» Input data:
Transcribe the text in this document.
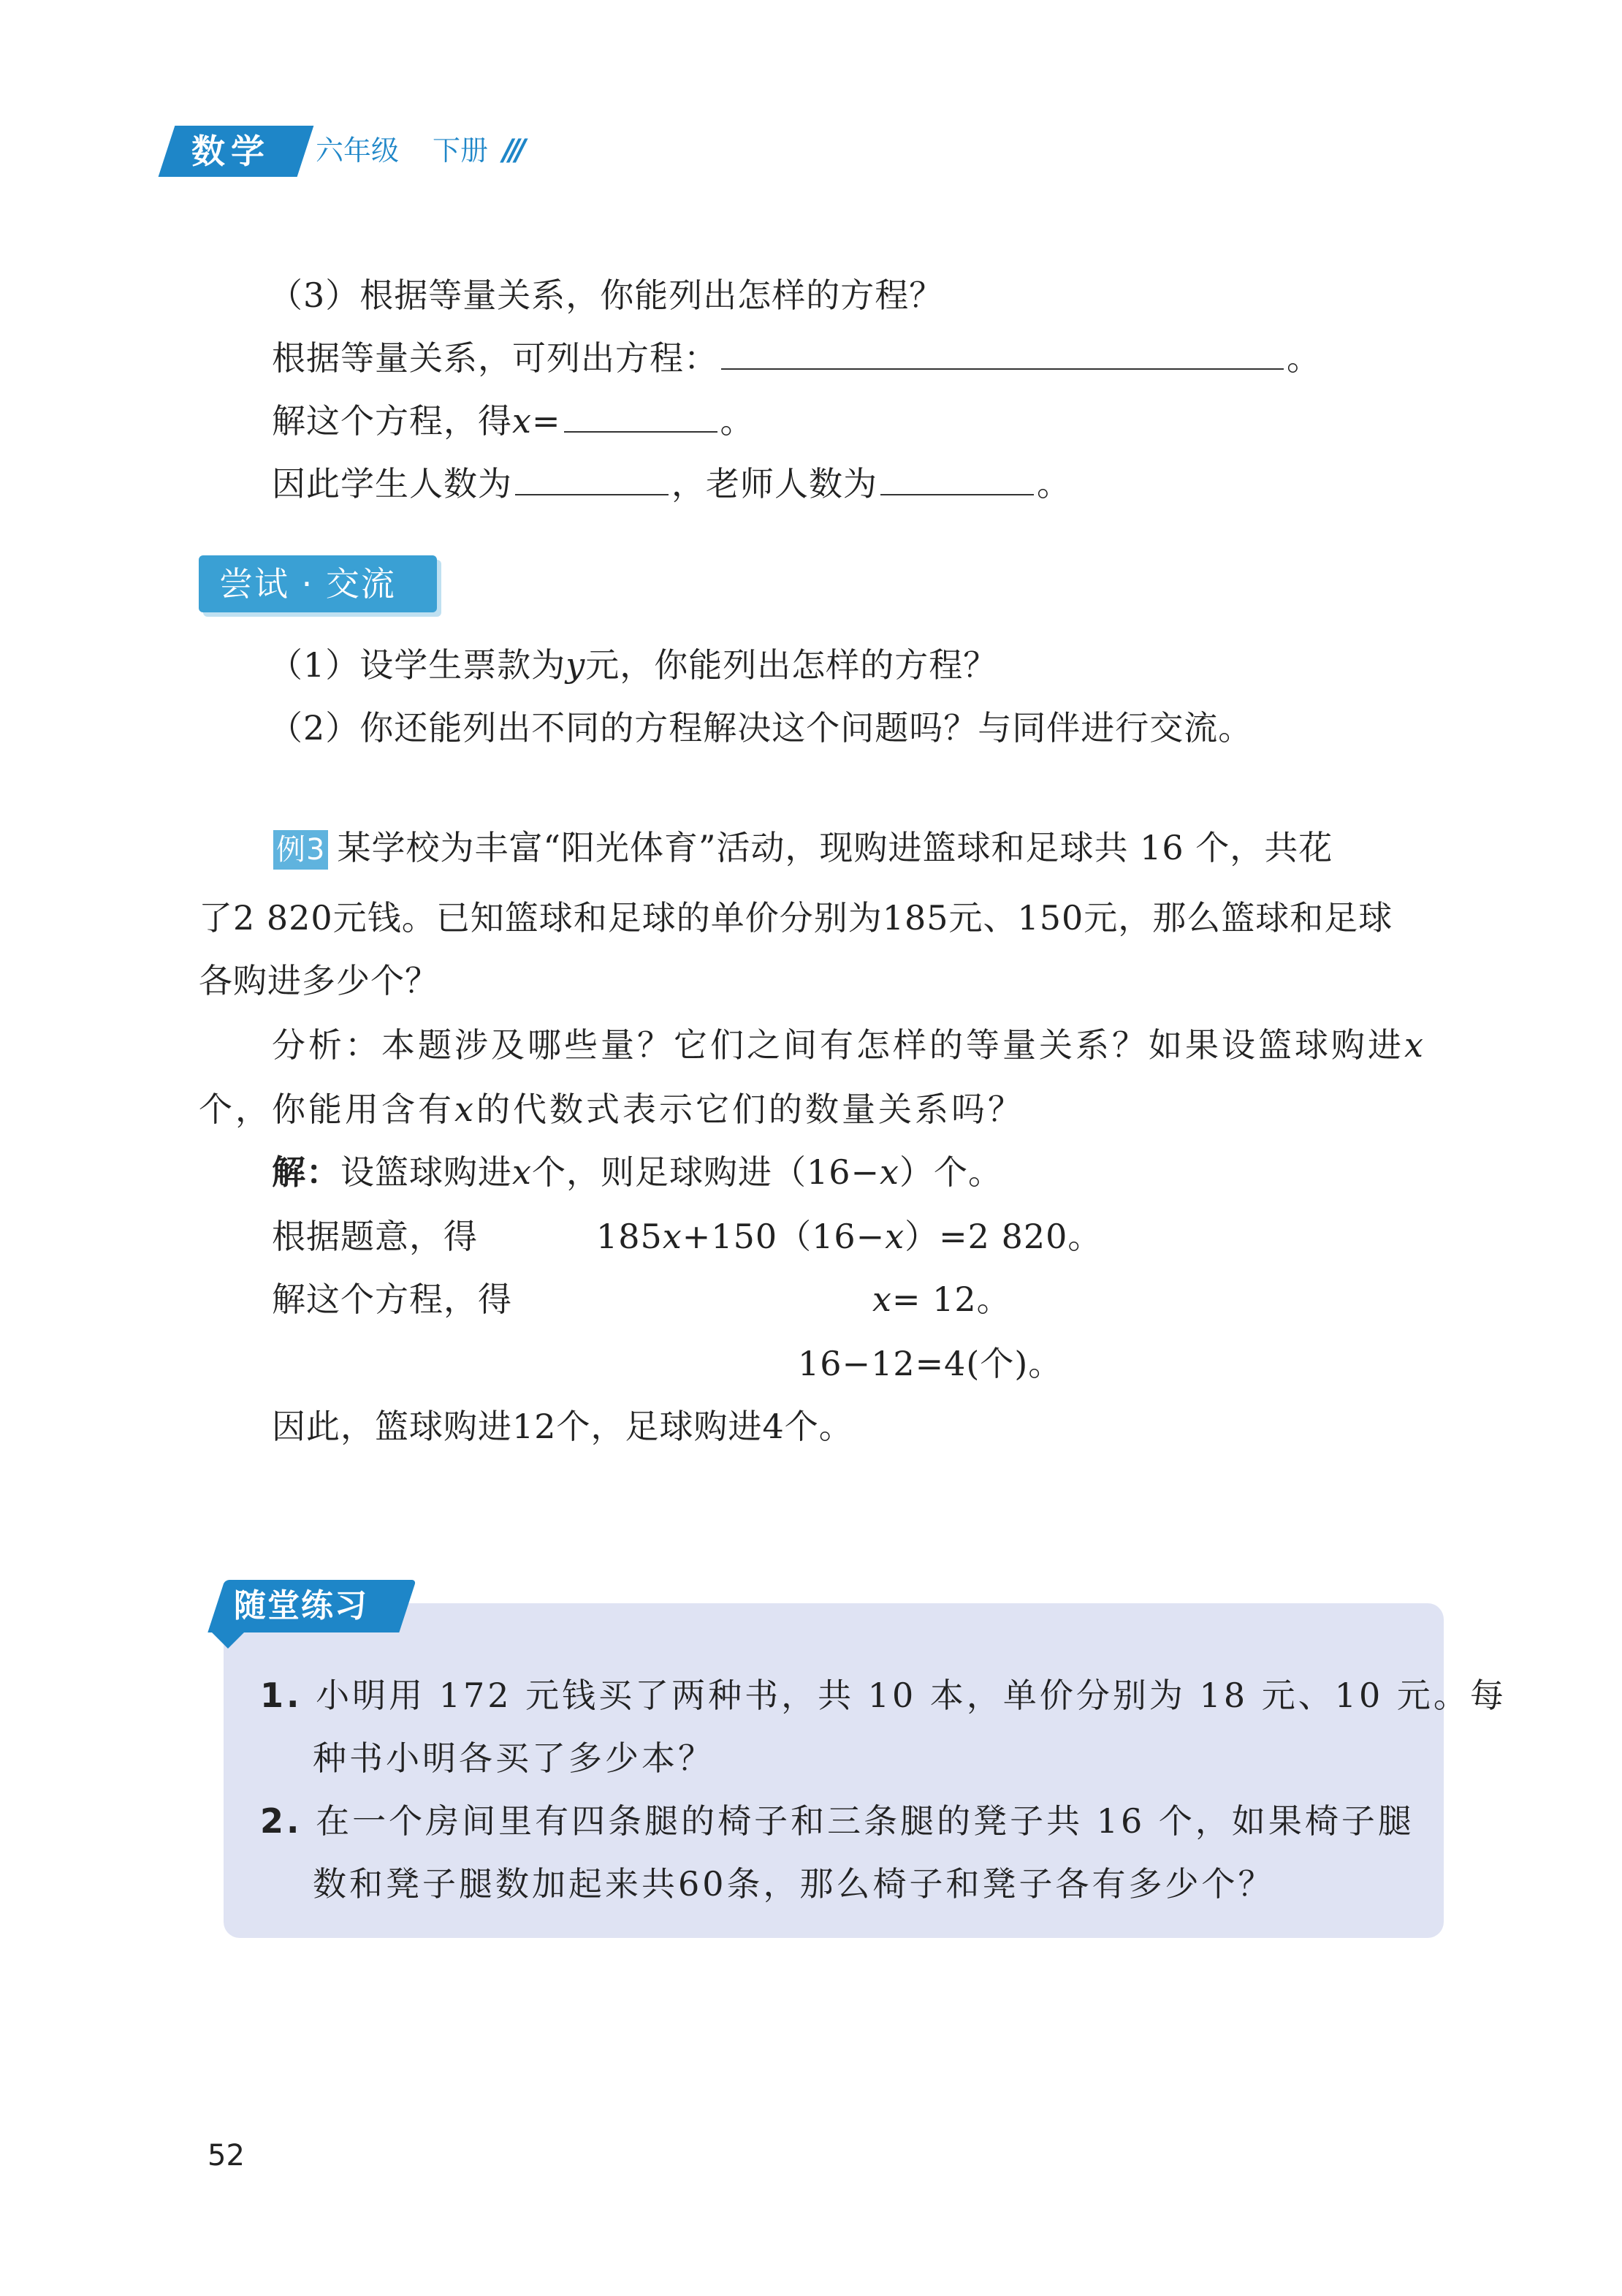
数学 六年级 下册 ///
（3）根据等量关系，你能列出怎样的方程？
根据等量关系，可列出方程：	。
解这个方程，得x=	。
因此学生人数为	，老师人数为	。
尝试 · 交流
（1）设学生票款为y元，你能列出怎样的方程？
（2）你还能列出不同的方程解决这个问题吗？与同伴进行交流。
例3 某学校为丰富“阳光体育”活动，现购进篮球和足球共 16 个，共花
了2 820元钱。已知篮球和足球的单价分别为185元、150元，那么篮球和足球
各购进多少个？
分析：本题涉及哪些量？它们之间有怎样的等量关系？如果设篮球购进x
个，你能用含有x的代数式表示它们的数量关系吗？
解：设篮球购进x个，则足球购进（16−x）个。
根据题意，得	185x+150（16−x）=2 820。
解这个方程，得	x= 12。
16−12=4(个)。
因此，篮球购进12个，足球购进4个。
随堂练习
1. 小明用 172 元钱买了两种书，共 10 本，单价分别为 18 元、10 元。每
种书小明各买了多少本？
2. 在一个房间里有四条腿的椅子和三条腿的凳子共 16 个，如果椅子腿
数和凳子腿数加起来共60条，那么椅子和凳子各有多少个？
52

» To do: Track down every line of the material containing the string "你能列出怎样的方程", and copy it.

» Result of this exercise:
（3）根据等量关系，你能列出怎样的方程？
（1）设学生票款为y元，你能列出怎样的方程？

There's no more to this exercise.